What the exercise asks:
Wherever a line holds the string "Give", copy that line.

Stored rows:
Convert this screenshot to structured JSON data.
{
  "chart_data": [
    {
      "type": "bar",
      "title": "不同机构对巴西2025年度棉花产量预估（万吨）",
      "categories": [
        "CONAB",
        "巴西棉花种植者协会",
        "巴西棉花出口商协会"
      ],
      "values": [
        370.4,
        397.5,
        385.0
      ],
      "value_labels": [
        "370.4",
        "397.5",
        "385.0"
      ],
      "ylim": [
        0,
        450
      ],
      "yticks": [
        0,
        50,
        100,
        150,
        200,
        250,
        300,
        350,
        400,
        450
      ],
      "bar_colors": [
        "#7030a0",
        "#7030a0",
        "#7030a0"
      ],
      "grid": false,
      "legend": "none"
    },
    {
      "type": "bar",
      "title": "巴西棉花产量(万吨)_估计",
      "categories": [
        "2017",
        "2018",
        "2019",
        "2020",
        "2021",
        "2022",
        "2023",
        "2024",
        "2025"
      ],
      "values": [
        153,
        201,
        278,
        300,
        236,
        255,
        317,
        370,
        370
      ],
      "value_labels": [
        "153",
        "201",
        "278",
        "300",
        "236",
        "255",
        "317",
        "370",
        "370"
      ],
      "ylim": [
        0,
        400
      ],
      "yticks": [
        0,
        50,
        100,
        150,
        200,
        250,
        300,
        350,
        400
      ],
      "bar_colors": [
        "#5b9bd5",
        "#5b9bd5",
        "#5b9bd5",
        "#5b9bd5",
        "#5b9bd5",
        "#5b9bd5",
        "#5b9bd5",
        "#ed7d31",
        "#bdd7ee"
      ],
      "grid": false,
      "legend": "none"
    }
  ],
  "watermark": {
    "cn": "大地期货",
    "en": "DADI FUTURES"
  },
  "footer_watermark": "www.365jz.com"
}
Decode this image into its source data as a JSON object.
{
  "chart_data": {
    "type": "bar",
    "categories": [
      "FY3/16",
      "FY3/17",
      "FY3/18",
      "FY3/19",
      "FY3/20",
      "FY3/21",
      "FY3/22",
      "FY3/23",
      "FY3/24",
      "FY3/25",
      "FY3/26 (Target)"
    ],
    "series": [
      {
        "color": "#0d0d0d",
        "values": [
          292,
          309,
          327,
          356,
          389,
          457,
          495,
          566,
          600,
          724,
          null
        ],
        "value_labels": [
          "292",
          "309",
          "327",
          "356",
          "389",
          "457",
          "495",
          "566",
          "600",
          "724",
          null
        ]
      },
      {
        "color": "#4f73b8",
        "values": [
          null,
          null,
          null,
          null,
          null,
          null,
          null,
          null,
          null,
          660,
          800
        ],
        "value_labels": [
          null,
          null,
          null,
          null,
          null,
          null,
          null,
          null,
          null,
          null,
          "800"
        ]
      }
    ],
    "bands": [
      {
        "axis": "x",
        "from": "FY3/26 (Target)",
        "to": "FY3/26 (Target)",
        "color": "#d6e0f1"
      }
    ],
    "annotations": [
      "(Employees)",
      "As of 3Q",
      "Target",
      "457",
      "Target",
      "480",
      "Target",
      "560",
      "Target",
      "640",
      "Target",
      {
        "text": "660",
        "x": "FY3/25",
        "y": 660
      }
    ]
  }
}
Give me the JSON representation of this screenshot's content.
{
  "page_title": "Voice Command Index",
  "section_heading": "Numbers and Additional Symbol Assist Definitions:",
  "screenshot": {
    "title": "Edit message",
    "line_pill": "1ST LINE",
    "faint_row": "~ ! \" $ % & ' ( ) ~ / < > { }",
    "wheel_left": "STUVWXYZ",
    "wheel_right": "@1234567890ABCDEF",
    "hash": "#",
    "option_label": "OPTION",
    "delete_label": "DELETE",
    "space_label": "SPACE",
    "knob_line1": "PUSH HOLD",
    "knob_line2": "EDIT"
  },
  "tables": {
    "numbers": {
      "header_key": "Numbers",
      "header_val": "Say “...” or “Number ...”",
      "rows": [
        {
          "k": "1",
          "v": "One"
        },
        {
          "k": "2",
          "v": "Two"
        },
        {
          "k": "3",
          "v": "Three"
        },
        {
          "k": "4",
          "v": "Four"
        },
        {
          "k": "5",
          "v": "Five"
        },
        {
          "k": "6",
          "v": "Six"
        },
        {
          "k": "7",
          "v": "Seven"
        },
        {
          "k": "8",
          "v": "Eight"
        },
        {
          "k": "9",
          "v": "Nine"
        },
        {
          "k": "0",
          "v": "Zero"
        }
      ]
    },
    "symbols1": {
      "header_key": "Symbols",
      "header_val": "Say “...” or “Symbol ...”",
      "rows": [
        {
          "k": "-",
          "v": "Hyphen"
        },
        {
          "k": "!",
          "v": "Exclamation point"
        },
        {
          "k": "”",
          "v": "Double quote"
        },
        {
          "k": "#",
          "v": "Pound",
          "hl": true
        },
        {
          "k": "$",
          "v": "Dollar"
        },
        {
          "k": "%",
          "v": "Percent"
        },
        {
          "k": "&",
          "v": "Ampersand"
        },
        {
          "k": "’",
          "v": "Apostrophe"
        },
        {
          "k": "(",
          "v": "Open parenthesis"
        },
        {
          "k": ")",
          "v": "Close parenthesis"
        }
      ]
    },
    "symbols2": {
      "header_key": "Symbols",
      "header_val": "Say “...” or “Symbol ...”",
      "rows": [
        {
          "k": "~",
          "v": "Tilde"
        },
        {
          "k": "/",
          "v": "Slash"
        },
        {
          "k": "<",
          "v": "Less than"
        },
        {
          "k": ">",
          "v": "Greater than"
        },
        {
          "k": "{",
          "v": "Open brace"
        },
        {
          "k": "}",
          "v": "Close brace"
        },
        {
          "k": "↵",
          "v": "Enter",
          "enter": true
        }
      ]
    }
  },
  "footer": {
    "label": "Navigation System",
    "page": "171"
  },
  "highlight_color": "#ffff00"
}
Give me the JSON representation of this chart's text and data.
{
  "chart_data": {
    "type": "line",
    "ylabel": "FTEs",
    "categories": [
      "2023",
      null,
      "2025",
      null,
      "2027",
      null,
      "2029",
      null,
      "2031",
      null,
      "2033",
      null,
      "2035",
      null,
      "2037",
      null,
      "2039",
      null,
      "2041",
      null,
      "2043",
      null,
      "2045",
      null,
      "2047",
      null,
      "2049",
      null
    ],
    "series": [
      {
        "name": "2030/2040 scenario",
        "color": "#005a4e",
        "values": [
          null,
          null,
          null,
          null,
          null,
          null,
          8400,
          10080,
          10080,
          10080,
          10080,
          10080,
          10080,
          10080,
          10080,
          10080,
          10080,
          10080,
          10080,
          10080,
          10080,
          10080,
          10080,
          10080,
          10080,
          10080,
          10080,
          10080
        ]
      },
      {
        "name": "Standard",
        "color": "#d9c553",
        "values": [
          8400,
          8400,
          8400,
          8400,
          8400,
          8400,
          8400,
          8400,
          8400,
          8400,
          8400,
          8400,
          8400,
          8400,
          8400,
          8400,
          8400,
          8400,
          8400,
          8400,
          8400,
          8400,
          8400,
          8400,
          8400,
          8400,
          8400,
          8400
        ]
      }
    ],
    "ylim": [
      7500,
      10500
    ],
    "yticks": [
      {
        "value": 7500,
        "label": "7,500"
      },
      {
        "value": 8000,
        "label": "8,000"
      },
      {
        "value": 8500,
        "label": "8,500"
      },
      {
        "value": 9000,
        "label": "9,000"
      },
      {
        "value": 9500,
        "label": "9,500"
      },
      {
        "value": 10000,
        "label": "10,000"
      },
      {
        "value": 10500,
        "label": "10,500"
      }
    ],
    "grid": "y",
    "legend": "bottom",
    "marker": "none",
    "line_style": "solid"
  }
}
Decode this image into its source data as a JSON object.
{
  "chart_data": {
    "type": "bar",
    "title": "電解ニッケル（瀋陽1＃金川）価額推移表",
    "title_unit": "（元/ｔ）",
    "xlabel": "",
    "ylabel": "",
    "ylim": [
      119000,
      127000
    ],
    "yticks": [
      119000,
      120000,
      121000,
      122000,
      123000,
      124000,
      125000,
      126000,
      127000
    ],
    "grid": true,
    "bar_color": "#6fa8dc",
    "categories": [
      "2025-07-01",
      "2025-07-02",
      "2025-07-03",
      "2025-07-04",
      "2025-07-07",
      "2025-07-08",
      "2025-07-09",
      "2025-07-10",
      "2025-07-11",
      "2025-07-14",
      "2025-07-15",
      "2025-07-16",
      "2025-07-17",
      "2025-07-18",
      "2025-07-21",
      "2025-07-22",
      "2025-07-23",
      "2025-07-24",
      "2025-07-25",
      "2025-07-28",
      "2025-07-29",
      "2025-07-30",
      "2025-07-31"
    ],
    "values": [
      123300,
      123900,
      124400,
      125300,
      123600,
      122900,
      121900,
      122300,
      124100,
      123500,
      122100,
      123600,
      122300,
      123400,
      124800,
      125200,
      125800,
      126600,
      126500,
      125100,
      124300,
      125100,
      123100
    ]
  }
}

Correct answer:
Give me the JSON representation of this screenshot's content.
Give me the JSON representation of this chart's text and data.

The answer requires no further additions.